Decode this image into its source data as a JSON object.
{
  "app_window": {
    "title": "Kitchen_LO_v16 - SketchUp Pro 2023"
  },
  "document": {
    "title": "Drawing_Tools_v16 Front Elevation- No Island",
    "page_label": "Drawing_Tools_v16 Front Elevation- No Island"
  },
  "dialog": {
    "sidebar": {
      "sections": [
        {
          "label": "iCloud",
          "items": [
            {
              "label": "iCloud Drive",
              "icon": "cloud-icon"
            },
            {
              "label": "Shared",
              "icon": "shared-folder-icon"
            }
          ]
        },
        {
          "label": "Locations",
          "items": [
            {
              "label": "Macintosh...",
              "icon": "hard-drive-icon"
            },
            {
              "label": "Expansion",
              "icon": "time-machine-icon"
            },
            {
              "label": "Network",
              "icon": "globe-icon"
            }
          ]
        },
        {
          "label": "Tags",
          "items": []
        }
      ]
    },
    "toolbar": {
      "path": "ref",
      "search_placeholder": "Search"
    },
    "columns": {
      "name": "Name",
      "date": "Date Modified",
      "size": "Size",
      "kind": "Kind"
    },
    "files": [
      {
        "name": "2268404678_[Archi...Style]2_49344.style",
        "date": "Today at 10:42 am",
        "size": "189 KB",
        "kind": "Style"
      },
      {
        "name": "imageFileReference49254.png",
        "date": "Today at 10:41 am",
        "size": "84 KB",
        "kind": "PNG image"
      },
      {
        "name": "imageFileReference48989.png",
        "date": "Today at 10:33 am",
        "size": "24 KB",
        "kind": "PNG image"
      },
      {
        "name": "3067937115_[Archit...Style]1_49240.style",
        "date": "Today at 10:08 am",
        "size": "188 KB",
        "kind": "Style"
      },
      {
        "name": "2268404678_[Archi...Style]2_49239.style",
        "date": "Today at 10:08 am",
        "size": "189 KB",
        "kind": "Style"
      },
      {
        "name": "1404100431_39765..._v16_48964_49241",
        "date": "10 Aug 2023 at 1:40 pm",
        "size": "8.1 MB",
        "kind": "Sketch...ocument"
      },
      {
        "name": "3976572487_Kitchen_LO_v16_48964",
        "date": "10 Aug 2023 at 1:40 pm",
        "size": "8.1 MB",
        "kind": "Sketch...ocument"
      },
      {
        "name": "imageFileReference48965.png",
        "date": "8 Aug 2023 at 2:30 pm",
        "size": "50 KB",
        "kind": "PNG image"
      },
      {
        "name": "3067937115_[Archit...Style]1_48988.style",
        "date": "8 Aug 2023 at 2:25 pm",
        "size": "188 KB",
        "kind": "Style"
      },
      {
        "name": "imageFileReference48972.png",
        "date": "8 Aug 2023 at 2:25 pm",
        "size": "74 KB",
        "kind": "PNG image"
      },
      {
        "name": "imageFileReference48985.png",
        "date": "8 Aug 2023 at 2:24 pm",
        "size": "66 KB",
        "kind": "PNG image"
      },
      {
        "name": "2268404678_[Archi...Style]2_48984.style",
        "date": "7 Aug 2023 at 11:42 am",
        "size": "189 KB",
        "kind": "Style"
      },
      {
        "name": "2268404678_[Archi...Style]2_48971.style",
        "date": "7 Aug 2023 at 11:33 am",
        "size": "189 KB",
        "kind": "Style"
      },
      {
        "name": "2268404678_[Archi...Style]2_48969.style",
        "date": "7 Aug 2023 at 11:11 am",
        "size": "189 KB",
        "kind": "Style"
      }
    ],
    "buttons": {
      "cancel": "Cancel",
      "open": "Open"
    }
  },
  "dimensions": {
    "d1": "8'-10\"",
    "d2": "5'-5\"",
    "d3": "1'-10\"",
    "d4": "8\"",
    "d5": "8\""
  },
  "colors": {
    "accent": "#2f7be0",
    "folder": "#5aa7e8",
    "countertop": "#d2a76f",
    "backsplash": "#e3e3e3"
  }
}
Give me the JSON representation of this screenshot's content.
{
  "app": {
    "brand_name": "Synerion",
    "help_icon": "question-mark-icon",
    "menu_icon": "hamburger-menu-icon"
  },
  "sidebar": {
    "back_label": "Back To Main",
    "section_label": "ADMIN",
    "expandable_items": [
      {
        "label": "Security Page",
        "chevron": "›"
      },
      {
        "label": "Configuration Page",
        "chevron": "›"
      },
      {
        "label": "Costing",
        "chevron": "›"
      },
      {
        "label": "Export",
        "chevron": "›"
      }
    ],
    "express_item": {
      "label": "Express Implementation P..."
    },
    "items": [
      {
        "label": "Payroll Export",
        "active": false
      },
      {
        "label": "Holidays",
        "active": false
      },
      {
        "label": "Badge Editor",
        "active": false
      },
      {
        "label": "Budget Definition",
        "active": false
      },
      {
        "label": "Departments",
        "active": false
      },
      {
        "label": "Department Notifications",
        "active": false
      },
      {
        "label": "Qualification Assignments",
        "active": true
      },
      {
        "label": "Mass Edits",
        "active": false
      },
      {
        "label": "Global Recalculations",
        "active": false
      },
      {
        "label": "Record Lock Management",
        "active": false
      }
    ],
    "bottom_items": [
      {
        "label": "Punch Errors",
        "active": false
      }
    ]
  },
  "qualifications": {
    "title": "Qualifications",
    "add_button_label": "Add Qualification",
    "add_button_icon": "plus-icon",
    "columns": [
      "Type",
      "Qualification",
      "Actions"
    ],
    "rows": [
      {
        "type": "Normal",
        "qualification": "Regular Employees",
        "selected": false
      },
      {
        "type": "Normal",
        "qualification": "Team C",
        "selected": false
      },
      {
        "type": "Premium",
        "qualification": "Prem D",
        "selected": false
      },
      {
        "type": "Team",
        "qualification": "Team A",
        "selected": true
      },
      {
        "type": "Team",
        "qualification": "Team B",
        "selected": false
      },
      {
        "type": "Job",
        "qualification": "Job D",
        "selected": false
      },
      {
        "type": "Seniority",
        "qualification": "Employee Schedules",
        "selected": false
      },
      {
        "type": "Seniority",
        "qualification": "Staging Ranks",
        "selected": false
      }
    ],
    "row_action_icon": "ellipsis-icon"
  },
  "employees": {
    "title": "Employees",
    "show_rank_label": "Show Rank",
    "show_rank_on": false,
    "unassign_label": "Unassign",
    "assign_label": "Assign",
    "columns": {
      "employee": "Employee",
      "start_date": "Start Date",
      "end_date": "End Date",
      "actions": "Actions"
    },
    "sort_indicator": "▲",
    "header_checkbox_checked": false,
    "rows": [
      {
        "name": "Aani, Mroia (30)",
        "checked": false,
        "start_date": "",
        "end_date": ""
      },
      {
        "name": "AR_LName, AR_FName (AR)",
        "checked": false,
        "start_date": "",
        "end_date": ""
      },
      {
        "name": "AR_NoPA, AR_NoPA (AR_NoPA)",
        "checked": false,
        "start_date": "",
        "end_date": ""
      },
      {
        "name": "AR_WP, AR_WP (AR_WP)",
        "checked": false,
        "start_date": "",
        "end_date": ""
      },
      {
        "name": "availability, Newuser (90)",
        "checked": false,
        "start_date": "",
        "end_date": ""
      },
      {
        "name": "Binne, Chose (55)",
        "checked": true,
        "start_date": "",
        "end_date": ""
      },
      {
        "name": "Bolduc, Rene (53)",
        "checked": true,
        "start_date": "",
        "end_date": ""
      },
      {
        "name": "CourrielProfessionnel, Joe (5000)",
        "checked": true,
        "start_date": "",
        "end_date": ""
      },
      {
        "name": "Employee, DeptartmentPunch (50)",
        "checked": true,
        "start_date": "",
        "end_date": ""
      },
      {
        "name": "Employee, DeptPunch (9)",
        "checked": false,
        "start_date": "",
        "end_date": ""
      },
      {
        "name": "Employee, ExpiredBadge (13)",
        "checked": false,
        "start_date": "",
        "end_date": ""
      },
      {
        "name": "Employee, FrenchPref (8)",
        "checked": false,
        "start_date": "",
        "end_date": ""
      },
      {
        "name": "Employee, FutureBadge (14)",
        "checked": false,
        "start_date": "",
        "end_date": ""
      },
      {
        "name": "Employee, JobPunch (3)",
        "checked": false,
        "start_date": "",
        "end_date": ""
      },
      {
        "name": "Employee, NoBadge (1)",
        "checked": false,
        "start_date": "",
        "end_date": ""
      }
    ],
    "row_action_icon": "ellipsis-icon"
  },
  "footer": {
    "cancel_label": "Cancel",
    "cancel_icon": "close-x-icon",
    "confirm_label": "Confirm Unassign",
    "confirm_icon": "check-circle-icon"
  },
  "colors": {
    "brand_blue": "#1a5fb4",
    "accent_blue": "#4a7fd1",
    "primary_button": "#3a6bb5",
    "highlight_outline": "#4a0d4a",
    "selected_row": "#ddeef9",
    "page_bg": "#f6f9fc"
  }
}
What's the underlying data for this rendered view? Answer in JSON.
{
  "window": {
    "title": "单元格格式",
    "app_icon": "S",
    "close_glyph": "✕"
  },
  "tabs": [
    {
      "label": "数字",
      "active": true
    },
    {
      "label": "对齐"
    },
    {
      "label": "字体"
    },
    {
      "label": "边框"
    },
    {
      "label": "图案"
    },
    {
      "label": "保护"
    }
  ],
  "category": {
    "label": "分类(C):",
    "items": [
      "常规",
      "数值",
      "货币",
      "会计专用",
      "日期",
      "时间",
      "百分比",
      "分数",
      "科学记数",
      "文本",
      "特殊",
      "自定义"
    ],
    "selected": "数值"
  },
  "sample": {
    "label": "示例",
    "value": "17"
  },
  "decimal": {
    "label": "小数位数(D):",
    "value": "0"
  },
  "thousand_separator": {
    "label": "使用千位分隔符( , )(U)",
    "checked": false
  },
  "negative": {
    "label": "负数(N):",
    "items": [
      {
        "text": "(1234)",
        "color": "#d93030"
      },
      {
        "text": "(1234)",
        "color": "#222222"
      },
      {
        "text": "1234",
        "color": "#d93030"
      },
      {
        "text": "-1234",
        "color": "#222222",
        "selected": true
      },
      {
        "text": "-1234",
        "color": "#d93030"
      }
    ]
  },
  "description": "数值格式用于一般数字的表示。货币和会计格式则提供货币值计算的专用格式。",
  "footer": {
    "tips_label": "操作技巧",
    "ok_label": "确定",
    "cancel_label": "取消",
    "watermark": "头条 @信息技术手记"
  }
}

········

Tally the lines of the data that contain the string "Island" and report the total alone.

Task response => 2